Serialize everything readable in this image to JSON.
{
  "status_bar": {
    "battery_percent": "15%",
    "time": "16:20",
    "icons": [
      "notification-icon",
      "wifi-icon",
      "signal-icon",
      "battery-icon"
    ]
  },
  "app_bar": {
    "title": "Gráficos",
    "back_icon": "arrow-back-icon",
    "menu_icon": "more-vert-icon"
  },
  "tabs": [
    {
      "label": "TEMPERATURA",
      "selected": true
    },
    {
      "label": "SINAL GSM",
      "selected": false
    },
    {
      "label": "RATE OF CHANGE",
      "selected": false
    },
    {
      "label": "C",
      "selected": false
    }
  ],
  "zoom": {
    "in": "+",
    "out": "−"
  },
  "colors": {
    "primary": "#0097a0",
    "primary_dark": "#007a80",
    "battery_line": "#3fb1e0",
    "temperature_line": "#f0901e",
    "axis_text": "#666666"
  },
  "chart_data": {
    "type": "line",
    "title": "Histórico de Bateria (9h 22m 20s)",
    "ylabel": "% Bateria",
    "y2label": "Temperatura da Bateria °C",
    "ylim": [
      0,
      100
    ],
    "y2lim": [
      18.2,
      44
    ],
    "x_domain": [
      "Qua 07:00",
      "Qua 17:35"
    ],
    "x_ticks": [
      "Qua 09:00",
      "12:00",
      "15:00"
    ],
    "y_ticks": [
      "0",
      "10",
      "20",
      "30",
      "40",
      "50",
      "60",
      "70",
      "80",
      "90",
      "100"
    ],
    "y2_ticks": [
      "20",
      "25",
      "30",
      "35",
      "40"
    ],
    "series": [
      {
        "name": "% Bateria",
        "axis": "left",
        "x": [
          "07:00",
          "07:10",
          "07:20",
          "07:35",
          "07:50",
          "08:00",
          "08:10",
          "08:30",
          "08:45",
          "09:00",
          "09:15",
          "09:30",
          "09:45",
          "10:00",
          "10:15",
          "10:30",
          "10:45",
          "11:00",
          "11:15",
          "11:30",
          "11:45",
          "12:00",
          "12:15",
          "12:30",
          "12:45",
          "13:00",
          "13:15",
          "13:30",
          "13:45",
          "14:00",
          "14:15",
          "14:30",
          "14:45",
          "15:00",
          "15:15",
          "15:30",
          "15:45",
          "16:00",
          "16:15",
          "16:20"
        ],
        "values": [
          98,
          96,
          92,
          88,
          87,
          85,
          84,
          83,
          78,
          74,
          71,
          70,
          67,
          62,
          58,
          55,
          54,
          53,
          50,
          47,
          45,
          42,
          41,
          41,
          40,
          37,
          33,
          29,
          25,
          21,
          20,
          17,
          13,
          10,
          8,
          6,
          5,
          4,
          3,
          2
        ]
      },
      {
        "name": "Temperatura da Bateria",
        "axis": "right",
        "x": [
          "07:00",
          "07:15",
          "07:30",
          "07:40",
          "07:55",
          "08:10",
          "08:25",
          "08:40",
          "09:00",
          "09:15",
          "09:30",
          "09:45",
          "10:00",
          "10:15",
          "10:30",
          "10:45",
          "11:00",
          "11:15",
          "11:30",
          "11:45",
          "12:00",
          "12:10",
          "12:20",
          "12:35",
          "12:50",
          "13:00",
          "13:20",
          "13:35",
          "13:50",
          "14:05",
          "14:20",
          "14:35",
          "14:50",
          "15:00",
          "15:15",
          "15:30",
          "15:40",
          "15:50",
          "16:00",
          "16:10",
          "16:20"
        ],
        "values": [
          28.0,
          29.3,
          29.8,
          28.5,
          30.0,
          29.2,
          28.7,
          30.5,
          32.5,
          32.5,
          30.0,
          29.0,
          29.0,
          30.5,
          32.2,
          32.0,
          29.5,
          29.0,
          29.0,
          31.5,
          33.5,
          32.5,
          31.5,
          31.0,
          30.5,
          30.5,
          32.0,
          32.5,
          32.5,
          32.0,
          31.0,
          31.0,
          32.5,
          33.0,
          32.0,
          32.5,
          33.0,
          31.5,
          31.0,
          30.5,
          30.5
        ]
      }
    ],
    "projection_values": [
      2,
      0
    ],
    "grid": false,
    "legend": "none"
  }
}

__Exercise description__
Print all of the entries exactly as they are written.

__Answer to this problem__
Serialize everything readable in this image to JSON.
{
  "status_bar": {
    "battery_percent": "15%",
    "time": "16:20",
    "icons": [
      "notification-icon",
      "wifi-icon",
      "signal-icon",
      "battery-icon"
    ]
  },
  "app_bar": {
    "title": "Gráficos",
    "back_icon": "arrow-back-icon",
    "menu_icon": "more-vert-icon"
  },
  "tabs": [
    {
      "label": "TEMPERATURA",
      "selected": true
    },
    {
      "label": "SINAL GSM",
      "selected": false
    },
    {
      "label": "RATE OF CHANGE",
      "selected": false
    },
    {
      "label": "C",
      "selected": false
    }
  ],
  "zoom": {
    "in": "+",
    "out": "−"
  },
  "colors": {
    "primary": "#0097a0",
    "primary_dark": "#007a80",
    "battery_line": "#3fb1e0",
    "temperature_line": "#f0901e",
    "axis_text": "#666666"
  },
  "chart_data": {
    "type": "line",
    "title": "Histórico de Bateria (9h 22m 20s)",
    "ylabel": "% Bateria",
    "y2label": "Temperatura da Bateria °C",
    "ylim": [
      0,
      100
    ],
    "y2lim": [
      18.2,
      44
    ],
    "x_domain": [
      "Qua 07:00",
      "Qua 17:35"
    ],
    "x_ticks": [
      "Qua 09:00",
      "12:00",
      "15:00"
    ],
    "y_ticks": [
      "0",
      "10",
      "20",
      "30",
      "40",
      "50",
      "60",
      "70",
      "80",
      "90",
      "100"
    ],
    "y2_ticks": [
      "20",
      "25",
      "30",
      "35",
      "40"
    ],
    "series": [
      {
        "name": "% Bateria",
        "axis": "left",
        "x": [
          "07:00",
          "07:10",
          "07:20",
          "07:35",
          "07:50",
          "08:00",
          "08:10",
          "08:30",
          "08:45",
          "09:00",
          "09:15",
          "09:30",
          "09:45",
          "10:00",
          "10:15",
          "10:30",
          "10:45",
          "11:00",
          "11:15",
          "11:30",
          "11:45",
          "12:00",
          "12:15",
          "12:30",
          "12:45",
          "13:00",
          "13:15",
          "13:30",
          "13:45",
          "14:00",
          "14:15",
          "14:30",
          "14:45",
          "15:00",
          "15:15",
          "15:30",
          "15:45",
          "16:00",
          "16:15",
          "16:20"
        ],
        "values": [
          98,
          96,
          92,
          88,
          87,
          85,
          84,
          83,
          78,
          74,
          71,
          70,
          67,
          62,
          58,
          55,
          54,
          53,
          50,
          47,
          45,
          42,
          41,
          41,
          40,
          37,
          33,
          29,
          25,
          21,
          20,
          17,
          13,
          10,
          8,
          6,
          5,
          4,
          3,
          2
        ]
      },
      {
        "name": "Temperatura da Bateria",
        "axis": "right",
        "x": [
          "07:00",
          "07:15",
          "07:30",
          "07:40",
          "07:55",
          "08:10",
          "08:25",
          "08:40",
          "09:00",
          "09:15",
          "09:30",
          "09:45",
          "10:00",
          "10:15",
          "10:30",
          "10:45",
          "11:00",
          "11:15",
          "11:30",
          "11:45",
          "12:00",
          "12:10",
          "12:20",
          "12:35",
          "12:50",
          "13:00",
          "13:20",
          "13:35",
          "13:50",
          "14:05",
          "14:20",
          "14:35",
          "14:50",
          "15:00",
          "15:15",
          "15:30",
          "15:40",
          "15:50",
          "16:00",
          "16:10",
          "16:20"
        ],
        "values": [
          28.0,
          29.3,
          29.8,
          28.5,
          30.0,
          29.2,
          28.7,
          30.5,
          32.5,
          32.5,
          30.0,
          29.0,
          29.0,
          30.5,
          32.2,
          32.0,
          29.5,
          29.0,
          29.0,
          31.5,
          33.5,
          32.5,
          31.5,
          31.0,
          30.5,
          30.5,
          32.0,
          32.5,
          32.5,
          32.0,
          31.0,
          31.0,
          32.5,
          33.0,
          32.0,
          32.5,
          33.0,
          31.5,
          31.0,
          30.5,
          30.5
        ]
      }
    ],
    "projection_values": [
      2,
      0
    ],
    "grid": false,
    "legend": "none"
  }
}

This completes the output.